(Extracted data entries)
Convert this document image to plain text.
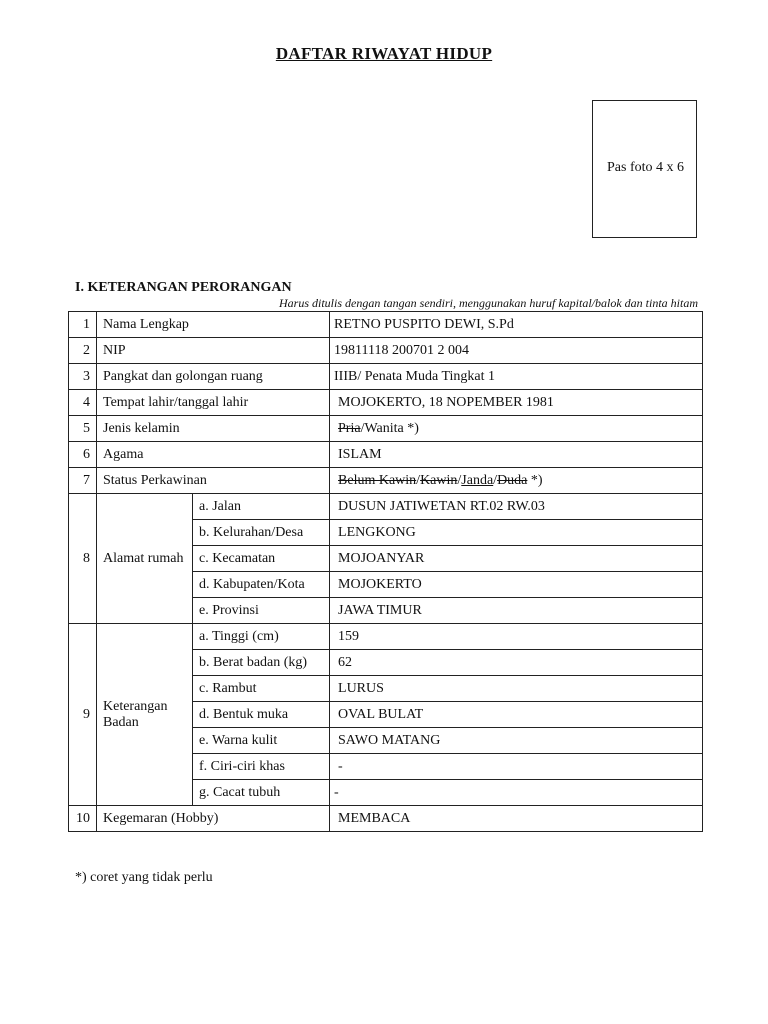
DAFTAR RIWAYAT HIDUP
Pas foto 4 x 6
I. KETERANGAN PERORANGAN
Harus ditulis dengan tangan sendiri, menggunakan huruf kapital/balok dan tinta hitam
1	Nama Lengkap		RETNO PUSPITO DEWI, S.Pd
2	NIP		19811118 200701 2 004
3	Pangkat dan golongan ruang		IIIB/ Penata Muda Tingkat 1
4	Tempat lahir/tanggal lahir		MOJOKERTO, 18 NOPEMBER 1981
5	Jenis kelamin		Pria/Wanita *)
6	Agama		ISLAM
7	Status Perkawinan		Belum Kawin/Kawin/Janda/Duda *)
8	Alamat rumah	a. Jalan	DUSUN JATIWETAN RT.02 RW.03
		b. Kelurahan/Desa	LENGKONG
		c. Kecamatan	MOJOANYAR
		d. Kabupaten/Kota	MOJOKERTO
		e. Provinsi	JAWA TIMUR
9	Keterangan Badan	a. Tinggi (cm)	159
		b. Berat badan (kg)	62
		c. Rambut	LURUS
		d. Bentuk muka	OVAL BULAT
		e. Warna kulit	SAWO MATANG
		f. Ciri-ciri khas	-
		g. Cacat tubuh	-
10	Kegemaran (Hobby)		MEMBACA
*) coret yang tidak perlu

*TASK*
Exclude the images, then output the data above word for word.

*RESPONSE FOR THIS EXERCISE*
Convert this document image to plain text.
DAFTAR RIWAYAT HIDUP
Pas foto 4 x 6
I. KETERANGAN PERORANGAN
Harus ditulis dengan tangan sendiri, menggunakan huruf kapital/balok dan tinta hitam
1	Nama Lengkap		RETNO PUSPITO DEWI, S.Pd
2	NIP		19811118 200701 2 004
3	Pangkat dan golongan ruang		IIIB/ Penata Muda Tingkat 1
4	Tempat lahir/tanggal lahir		MOJOKERTO, 18 NOPEMBER 1981
5	Jenis kelamin		Pria/Wanita *)
6	Agama		ISLAM
7	Status Perkawinan		Belum Kawin/Kawin/Janda/Duda *)
8	Alamat rumah	a. Jalan	DUSUN JATIWETAN RT.02 RW.03
		b. Kelurahan/Desa	LENGKONG
		c. Kecamatan	MOJOANYAR
		d. Kabupaten/Kota	MOJOKERTO
		e. Provinsi	JAWA TIMUR
9	Keterangan Badan	a. Tinggi (cm)	159
		b. Berat badan (kg)	62
		c. Rambut	LURUS
		d. Bentuk muka	OVAL BULAT
		e. Warna kulit	SAWO MATANG
		f. Ciri-ciri khas	-
		g. Cacat tubuh	-
10	Kegemaran (Hobby)		MEMBACA
*) coret yang tidak perlu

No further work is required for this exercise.